Written problem:
Transcribe all of the material exactly. Any picture in it should be left out.

Task material:
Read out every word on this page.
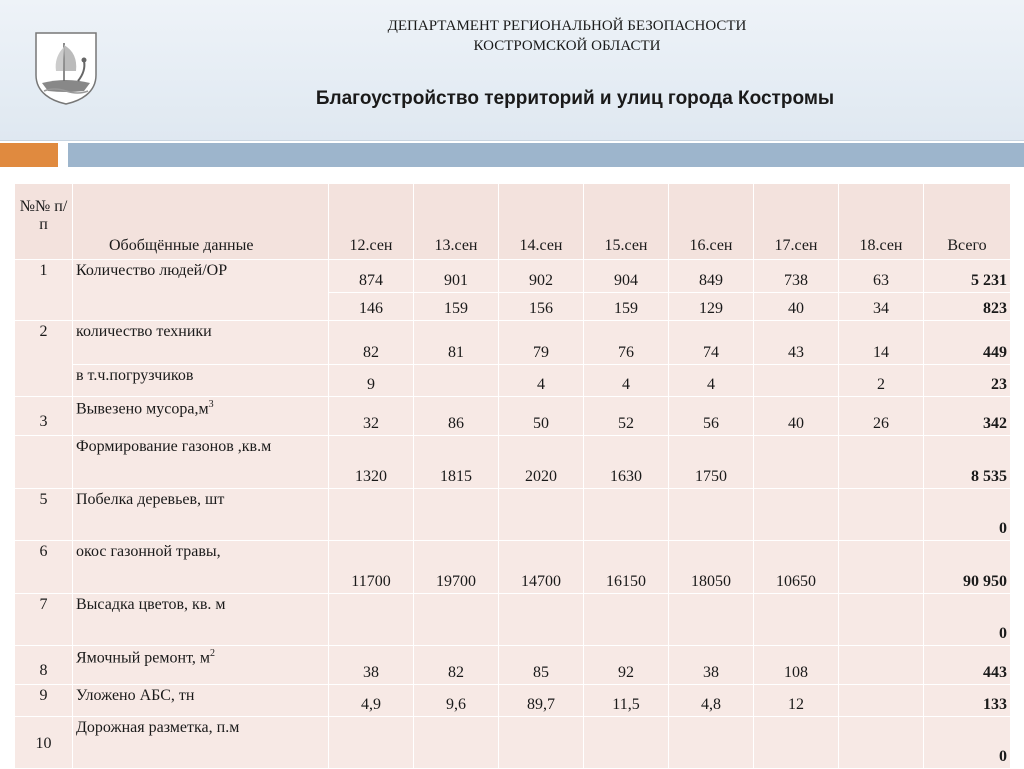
ДЕПАРТАМЕНТ РЕГИОНАЛЬНОЙ БЕЗОПАСНОСТИ
КОСТРОМСКОЙ ОБЛАСТИ
Благоустройство территорий и улиц города Костромы
№№ п/п	Обобщённые данные	12.сен	13.сен	14.сен	15.сен	16.сен	17.сен	18.сен	Всего
1	Количество людей/ОР	874	901	902	904	849	738	63	5 231
		146	159	156	159	129	40	34	823
2	количество техники	82	81	79	76	74	43	14	449
	в т.ч.погрузчиков	9		4	4	4		2	23
3	Вывезено $мусора,м^3$	32	86	50	52	56	40	26	342
	Формирование газонов ,кв.м	1320	1815	2020	1630	1750			8 535
5	Побелка деревьев, шт								0
6	окос газонной травы,	11700	19700	14700	16150	18050	10650		90 950
7	Высадка цветов, кв. м								0
8	Ямочный ремонт, $м^2$	38	82	85	92	38	108		443
9	Уложено АБС, тн	4,9	9,6	89,7	11,5	4,8	12		133
10	Дорожная разметка, п.м								0
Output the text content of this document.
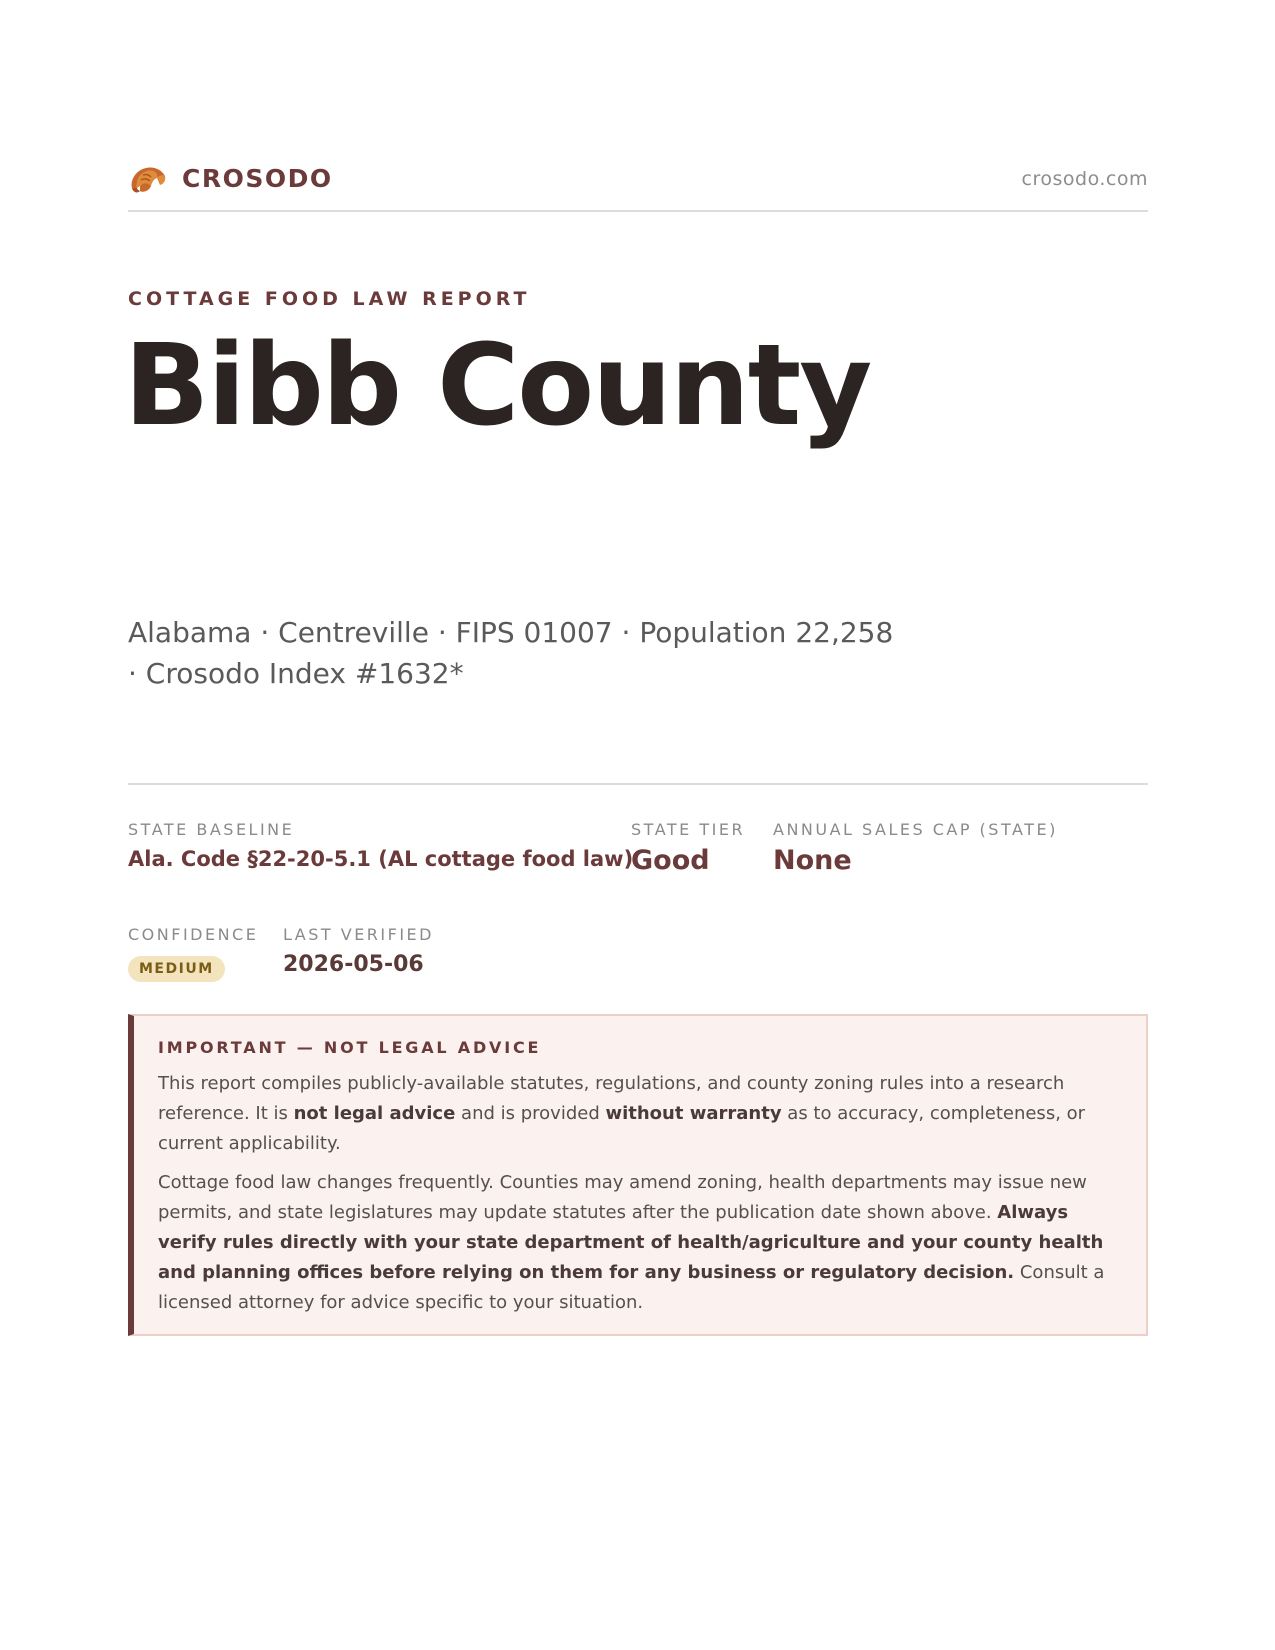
CROSODO	crosodo.com
COTTAGE FOOD LAW REPORT
Bibb County
Alabama · Centreville · FIPS 01007 · Population 22,258 · Crosodo Index #1632*
STATE BASELINE
Ala. Code §22-20-5.1 (AL cottage food law)
STATE TIER
Good
ANNUAL SALES CAP (STATE)
None
CONFIDENCE
MEDIUM
LAST VERIFIED
2026-05-06
IMPORTANT — NOT LEGAL ADVICE

This report compiles publicly-available statutes, regulations, and county zoning rules into a research reference. It is not legal advice and is provided without warranty as to accuracy, completeness, or current applicability.

Cottage food law changes frequently. Counties may amend zoning, health departments may issue new permits, and state legislatures may update statutes after the publication date shown above. Always verify rules directly with your state department of health/agriculture and your county health and planning offices before relying on them for any business or regulatory decision. Consult a licensed attorney for advice specific to your situation.
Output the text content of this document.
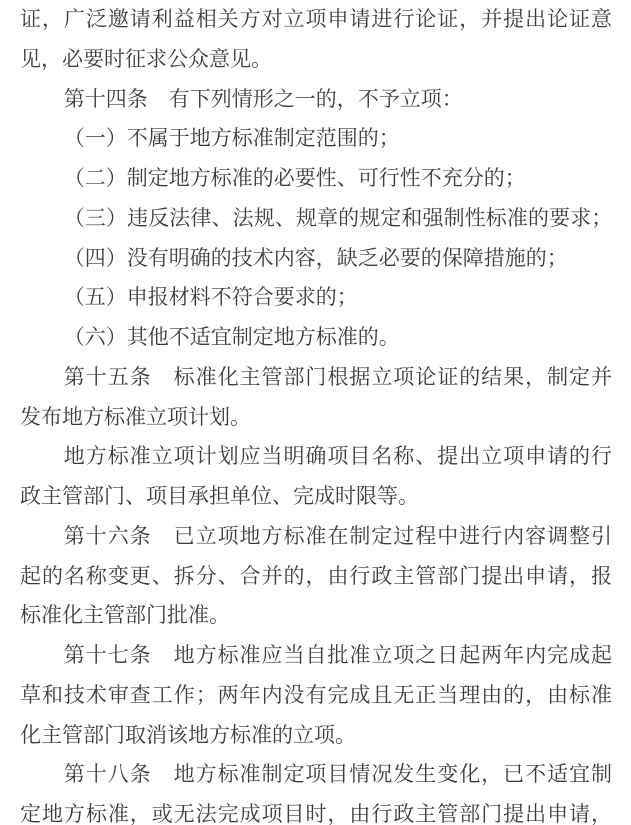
证，广泛邀请利益相关方对立项申请进行论证，并提出论证意
见，必要时征求公众意见。
第十四条　有下列情形之一的，不予立项：
（一）不属于地方标准制定范围的；
（二）制定地方标准的必要性、可行性不充分的；
（三）违反法律、法规、规章的规定和强制性标准的要求；
（四）没有明确的技术内容，缺乏必要的保障措施的；
（五）申报材料不符合要求的；
（六）其他不适宜制定地方标准的。
第十五条　标准化主管部门根据立项论证的结果，制定并
发布地方标准立项计划。
地方标准立项计划应当明确项目名称、提出立项申请的行
政主管部门、项目承担单位、完成时限等。
第十六条　已立项地方标准在制定过程中进行内容调整引
起的名称变更、拆分、合并的，由行政主管部门提出申请，报
标准化主管部门批准。
第十七条　地方标准应当自批准立项之日起两年内完成起
草和技术审查工作；两年内没有完成且无正当理由的，由标准
化主管部门取消该地方标准的立项。
第十八条　地方标准制定项目情况发生变化，已不适宜制
定地方标准，或无法完成项目时，由行政主管部门提出申请，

Reply to the task:
Read out every word on this page.
ДЕПАРТАМЕНТ РЕГИОНАЛЬНОЙ БЕЗОПАСНОСТИ
КОСТРОМСКОЙ ОБЛАСТИ
Благоустройство территорий и улиц города Костромы
№№ п/п	Обобщённые данные	12.сен	13.сен	14.сен	15.сен	16.сен	17.сен	18.сен	Всего
1	Количество людей/ОР	874	901	902	904	849	738	63	5 231
		146	159	156	159	129	40	34	823
2	количество техники	82	81	79	76	74	43	14	449
	в т.ч.погрузчиков	9		4	4	4		2	23
3	Вывезено $мусора,м^3$	32	86	50	52	56	40	26	342
	Формирование газонов ,кв.м	1320	1815	2020	1630	1750			8 535
5	Побелка деревьев, шт								0
6	окос газонной травы,	11700	19700	14700	16150	18050	10650		90 950
7	Высадка цветов, кв. м								0
8	Ямочный ремонт, $м^2$	38	82	85	92	38	108		443
9	Уложено АБС, тн	4,9	9,6	89,7	11,5	4,8	12		133
10	Дорожная разметка, п.м								0
Output the text content of this document.
CROSODO	crosodo.com
COTTAGE FOOD LAW REPORT
Bibb County
Alabama · Centreville · FIPS 01007 · Population 22,258 · Crosodo Index #1632*
STATE BASELINE
Ala. Code §22-20-5.1 (AL cottage food law)
STATE TIER
Good
ANNUAL SALES CAP (STATE)
None
CONFIDENCE
MEDIUM
LAST VERIFIED
2026-05-06
IMPORTANT — NOT LEGAL ADVICE

This report compiles publicly-available statutes, regulations, and county zoning rules into a research reference. It is not legal advice and is provided without warranty as to accuracy, completeness, or current applicability.

Cottage food law changes frequently. Counties may amend zoning, health departments may issue new permits, and state legislatures may update statutes after the publication date shown above. Always verify rules directly with your state department of health/agriculture and your county health and planning offices before relying on them for any business or regulatory decision. Consult a licensed attorney for advice specific to your situation.
Output the text content of this document.
证，广泛邀请利益相关方对立项申请进行论证，并提出论证意
见，必要时征求公众意见。
第十四条　有下列情形之一的，不予立项：
（一）不属于地方标准制定范围的；
（二）制定地方标准的必要性、可行性不充分的；
（三）违反法律、法规、规章的规定和强制性标准的要求；
（四）没有明确的技术内容，缺乏必要的保障措施的；
（五）申报材料不符合要求的；
（六）其他不适宜制定地方标准的。
第十五条　标准化主管部门根据立项论证的结果，制定并
发布地方标准立项计划。
地方标准立项计划应当明确项目名称、提出立项申请的行
政主管部门、项目承担单位、完成时限等。
第十六条　已立项地方标准在制定过程中进行内容调整引
起的名称变更、拆分、合并的，由行政主管部门提出申请，报
标准化主管部门批准。
第十七条　地方标准应当自批准立项之日起两年内完成起
草和技术审查工作；两年内没有完成且无正当理由的，由标准
化主管部门取消该地方标准的立项。
第十八条　地方标准制定项目情况发生变化，已不适宜制
定地方标准，或无法完成项目时，由行政主管部门提出申请，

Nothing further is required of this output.